==== DATASET ENTRIES
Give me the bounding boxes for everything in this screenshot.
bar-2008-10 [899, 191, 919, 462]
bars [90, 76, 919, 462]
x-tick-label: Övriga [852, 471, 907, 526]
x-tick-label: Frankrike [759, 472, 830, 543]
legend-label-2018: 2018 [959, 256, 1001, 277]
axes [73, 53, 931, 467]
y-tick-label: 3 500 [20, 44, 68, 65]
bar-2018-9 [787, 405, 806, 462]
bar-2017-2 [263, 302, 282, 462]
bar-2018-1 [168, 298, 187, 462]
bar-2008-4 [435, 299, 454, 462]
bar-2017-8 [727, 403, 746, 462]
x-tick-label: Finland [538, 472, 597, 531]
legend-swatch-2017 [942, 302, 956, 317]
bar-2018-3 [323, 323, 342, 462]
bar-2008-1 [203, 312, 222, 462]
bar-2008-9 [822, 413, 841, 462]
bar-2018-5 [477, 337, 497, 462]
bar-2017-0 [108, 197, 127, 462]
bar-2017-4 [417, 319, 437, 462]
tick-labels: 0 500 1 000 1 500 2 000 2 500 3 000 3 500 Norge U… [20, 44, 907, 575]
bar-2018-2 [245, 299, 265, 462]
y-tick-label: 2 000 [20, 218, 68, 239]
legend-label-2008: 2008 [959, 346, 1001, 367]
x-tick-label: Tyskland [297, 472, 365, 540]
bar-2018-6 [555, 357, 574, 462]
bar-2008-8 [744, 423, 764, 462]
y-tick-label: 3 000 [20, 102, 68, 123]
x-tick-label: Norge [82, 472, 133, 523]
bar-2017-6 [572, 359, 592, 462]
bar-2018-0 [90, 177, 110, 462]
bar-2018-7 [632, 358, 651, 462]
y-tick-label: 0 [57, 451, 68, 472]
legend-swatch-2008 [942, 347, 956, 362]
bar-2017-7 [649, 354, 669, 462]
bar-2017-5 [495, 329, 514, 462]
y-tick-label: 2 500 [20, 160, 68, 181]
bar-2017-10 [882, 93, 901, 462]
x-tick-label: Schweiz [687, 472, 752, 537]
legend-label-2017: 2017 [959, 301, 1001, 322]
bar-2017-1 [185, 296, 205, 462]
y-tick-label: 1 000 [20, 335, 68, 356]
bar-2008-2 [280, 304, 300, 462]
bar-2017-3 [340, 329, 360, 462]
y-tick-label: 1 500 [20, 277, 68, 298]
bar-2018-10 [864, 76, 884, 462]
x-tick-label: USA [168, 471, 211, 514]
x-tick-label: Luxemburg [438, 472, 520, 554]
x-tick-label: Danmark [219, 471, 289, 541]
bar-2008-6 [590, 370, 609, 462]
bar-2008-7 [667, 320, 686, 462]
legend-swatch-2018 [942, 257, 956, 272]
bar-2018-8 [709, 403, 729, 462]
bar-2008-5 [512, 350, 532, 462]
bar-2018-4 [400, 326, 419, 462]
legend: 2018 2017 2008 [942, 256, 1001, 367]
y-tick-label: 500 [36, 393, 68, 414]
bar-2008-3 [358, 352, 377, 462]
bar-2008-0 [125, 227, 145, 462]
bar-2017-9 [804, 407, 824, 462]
========
==== DATASET ENTRIES
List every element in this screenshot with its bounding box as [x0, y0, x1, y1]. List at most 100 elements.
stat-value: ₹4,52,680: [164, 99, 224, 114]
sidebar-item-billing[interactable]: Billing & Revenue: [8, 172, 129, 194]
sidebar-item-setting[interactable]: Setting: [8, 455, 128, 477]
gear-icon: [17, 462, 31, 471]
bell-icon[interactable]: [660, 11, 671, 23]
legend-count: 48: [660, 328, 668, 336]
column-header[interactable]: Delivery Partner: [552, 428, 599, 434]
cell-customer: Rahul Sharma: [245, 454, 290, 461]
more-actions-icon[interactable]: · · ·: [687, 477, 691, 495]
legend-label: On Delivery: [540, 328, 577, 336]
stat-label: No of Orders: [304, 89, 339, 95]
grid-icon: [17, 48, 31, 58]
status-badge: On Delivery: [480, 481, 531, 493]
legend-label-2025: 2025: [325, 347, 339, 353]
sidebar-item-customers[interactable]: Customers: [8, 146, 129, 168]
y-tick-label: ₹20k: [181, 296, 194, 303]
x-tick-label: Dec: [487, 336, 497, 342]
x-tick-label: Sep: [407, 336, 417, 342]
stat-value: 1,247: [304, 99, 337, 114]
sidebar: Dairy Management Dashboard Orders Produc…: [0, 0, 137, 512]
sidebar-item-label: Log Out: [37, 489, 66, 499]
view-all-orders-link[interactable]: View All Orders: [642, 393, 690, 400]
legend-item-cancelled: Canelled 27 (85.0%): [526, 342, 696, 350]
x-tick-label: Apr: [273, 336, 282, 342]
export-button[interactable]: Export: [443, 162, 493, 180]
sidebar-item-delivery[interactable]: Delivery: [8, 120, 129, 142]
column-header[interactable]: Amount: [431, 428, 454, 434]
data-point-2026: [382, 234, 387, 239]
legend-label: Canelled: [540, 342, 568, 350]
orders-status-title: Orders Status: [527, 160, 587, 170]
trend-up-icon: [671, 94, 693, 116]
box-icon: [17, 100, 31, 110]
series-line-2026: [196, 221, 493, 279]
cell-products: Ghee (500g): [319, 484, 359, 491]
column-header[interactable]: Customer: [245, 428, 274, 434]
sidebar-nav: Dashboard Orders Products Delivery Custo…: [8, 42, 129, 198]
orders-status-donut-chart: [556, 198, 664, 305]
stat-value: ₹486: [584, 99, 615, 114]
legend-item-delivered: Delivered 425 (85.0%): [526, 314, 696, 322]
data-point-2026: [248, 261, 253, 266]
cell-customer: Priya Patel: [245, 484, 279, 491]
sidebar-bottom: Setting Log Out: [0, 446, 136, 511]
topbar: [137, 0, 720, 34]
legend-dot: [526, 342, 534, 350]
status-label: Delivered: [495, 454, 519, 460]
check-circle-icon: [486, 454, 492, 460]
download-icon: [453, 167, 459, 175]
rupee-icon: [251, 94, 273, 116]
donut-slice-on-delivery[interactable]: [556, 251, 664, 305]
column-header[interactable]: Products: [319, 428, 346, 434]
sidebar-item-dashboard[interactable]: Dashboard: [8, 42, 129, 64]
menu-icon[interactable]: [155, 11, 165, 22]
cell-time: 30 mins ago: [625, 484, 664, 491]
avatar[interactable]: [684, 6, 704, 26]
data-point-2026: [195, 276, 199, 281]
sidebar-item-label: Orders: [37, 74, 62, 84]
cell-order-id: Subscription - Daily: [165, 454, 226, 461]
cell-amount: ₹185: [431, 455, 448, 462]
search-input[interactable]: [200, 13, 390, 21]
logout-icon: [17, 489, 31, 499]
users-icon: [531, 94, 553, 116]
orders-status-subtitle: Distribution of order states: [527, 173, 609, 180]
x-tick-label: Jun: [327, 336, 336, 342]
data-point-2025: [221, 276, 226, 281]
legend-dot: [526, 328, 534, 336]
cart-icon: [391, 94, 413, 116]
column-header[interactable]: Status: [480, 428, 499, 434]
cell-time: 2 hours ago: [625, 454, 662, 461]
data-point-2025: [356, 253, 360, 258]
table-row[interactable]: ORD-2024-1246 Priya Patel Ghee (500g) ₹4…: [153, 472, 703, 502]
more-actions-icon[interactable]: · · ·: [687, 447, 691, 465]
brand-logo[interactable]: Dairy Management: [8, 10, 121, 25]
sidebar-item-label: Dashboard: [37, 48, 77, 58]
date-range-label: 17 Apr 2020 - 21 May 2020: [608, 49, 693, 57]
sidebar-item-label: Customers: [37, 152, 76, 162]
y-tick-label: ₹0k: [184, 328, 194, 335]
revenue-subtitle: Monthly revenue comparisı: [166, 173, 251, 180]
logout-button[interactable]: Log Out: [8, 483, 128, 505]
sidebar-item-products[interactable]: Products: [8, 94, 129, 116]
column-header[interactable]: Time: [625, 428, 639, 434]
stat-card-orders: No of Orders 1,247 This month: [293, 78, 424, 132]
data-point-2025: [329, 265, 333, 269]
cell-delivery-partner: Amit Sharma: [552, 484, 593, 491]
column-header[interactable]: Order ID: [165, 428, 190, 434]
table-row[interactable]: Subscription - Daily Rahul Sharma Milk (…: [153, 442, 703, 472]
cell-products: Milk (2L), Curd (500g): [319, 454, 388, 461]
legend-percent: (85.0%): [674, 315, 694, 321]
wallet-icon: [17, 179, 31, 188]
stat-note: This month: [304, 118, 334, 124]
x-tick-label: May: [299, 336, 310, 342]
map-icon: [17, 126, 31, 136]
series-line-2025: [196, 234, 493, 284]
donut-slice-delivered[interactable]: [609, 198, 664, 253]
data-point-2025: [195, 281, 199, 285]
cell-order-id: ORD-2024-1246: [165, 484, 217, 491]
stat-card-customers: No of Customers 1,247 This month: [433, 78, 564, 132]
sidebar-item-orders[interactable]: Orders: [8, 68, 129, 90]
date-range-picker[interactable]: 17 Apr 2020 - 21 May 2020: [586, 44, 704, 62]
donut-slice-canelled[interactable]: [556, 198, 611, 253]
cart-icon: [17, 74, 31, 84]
========
==== DATASET ENTRIES
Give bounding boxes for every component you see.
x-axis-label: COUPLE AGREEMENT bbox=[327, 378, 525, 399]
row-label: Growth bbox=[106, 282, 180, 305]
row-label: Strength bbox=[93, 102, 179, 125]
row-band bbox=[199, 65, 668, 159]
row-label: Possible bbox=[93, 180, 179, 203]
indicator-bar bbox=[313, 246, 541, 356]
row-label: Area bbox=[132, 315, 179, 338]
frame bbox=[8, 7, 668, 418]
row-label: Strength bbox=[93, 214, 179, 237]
========
TASK OBJECTIVE: Quote the data exactly, everything from the line containing "List every element" down to the line containing "y-tick-label: ₹20k: [181, 296, 194, 303]", with both of those lines included.

RESPONSE TO THE EXERCISE:
List every element in this screenshot with its bounding box as [x0, y0, x1, y1]. List at most 100 elements.
stat-value: ₹4,52,680: [164, 99, 224, 114]
sidebar-item-billing[interactable]: Billing & Revenue: [8, 172, 129, 194]
sidebar-item-setting[interactable]: Setting: [8, 455, 128, 477]
gear-icon: [17, 462, 31, 471]
bell-icon[interactable]: [660, 11, 671, 23]
legend-count: 48: [660, 328, 668, 336]
column-header[interactable]: Delivery Partner: [552, 428, 599, 434]
cell-customer: Rahul Sharma: [245, 454, 290, 461]
more-actions-icon[interactable]: · · ·: [687, 477, 691, 495]
legend-label: On Delivery: [540, 328, 577, 336]
stat-label: No of Orders: [304, 89, 339, 95]
grid-icon: [17, 48, 31, 58]
status-badge: On Delivery: [480, 481, 531, 493]
legend-label-2025: 2025: [325, 347, 339, 353]
sidebar-item-customers[interactable]: Customers: [8, 146, 129, 168]
y-tick-label: ₹20k: [181, 296, 194, 303]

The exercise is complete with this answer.